▸ **Exercise description**:
Provide an exact transcription of all the records.

* start *

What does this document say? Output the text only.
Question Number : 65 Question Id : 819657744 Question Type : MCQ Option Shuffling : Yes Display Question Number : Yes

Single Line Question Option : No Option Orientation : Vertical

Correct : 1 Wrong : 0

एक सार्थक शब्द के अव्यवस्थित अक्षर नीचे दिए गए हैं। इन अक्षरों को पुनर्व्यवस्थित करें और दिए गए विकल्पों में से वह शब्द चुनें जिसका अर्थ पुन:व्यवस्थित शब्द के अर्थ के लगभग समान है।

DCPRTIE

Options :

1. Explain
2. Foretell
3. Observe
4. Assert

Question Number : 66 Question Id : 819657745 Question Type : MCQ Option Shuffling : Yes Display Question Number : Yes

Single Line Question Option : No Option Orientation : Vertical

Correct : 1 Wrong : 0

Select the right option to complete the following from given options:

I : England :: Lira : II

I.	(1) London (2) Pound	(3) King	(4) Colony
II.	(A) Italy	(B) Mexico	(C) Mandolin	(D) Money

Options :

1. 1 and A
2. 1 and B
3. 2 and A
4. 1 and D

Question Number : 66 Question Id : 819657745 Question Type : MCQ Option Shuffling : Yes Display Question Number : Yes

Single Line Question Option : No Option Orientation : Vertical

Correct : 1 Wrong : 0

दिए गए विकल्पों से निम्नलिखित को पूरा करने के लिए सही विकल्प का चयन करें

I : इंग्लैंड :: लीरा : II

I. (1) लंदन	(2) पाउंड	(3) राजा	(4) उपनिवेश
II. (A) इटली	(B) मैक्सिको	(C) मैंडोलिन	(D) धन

* end *

▸ **The completed task**:
What does this document say? Output the text only.
Question Number : 65 Question Id : 819657744 Question Type : MCQ Option Shuffling : Yes Display Question Number : Yes

Single Line Question Option : No Option Orientation : Vertical

Correct : 1 Wrong : 0

एक सार्थक शब्द के अव्यवस्थित अक्षर नीचे दिए गए हैं। इन अक्षरों को पुनर्व्यवस्थित करें और दिए गए विकल्पों में से वह शब्द चुनें जिसका अर्थ पुन:व्यवस्थित शब्द के अर्थ के लगभग समान है।

DCPRTIE

Options :

1. Explain
2. Foretell
3. Observe
4. Assert

Question Number : 66 Question Id : 819657745 Question Type : MCQ Option Shuffling : Yes Display Question Number : Yes

Single Line Question Option : No Option Orientation : Vertical

Correct : 1 Wrong : 0

Select the right option to complete the following from given options:

I : England :: Lira : II

I.	(1) London (2) Pound	(3) King	(4) Colony
II.	(A) Italy	(B) Mexico	(C) Mandolin	(D) Money

Options :

1. 1 and A
2. 1 and B
3. 2 and A
4. 1 and D

Question Number : 66 Question Id : 819657745 Question Type : MCQ Option Shuffling : Yes Display Question Number : Yes

Single Line Question Option : No Option Orientation : Vertical

Correct : 1 Wrong : 0

दिए गए विकल्पों से निम्नलिखित को पूरा करने के लिए सही विकल्प का चयन करें

I : इंग्लैंड :: लीरा : II

I. (1) लंदन	(2) पाउंड	(3) राजा	(4) उपनिवेश
II. (A) इटली	(B) मैक्सिको	(C) मैंडोलिन	(D) धन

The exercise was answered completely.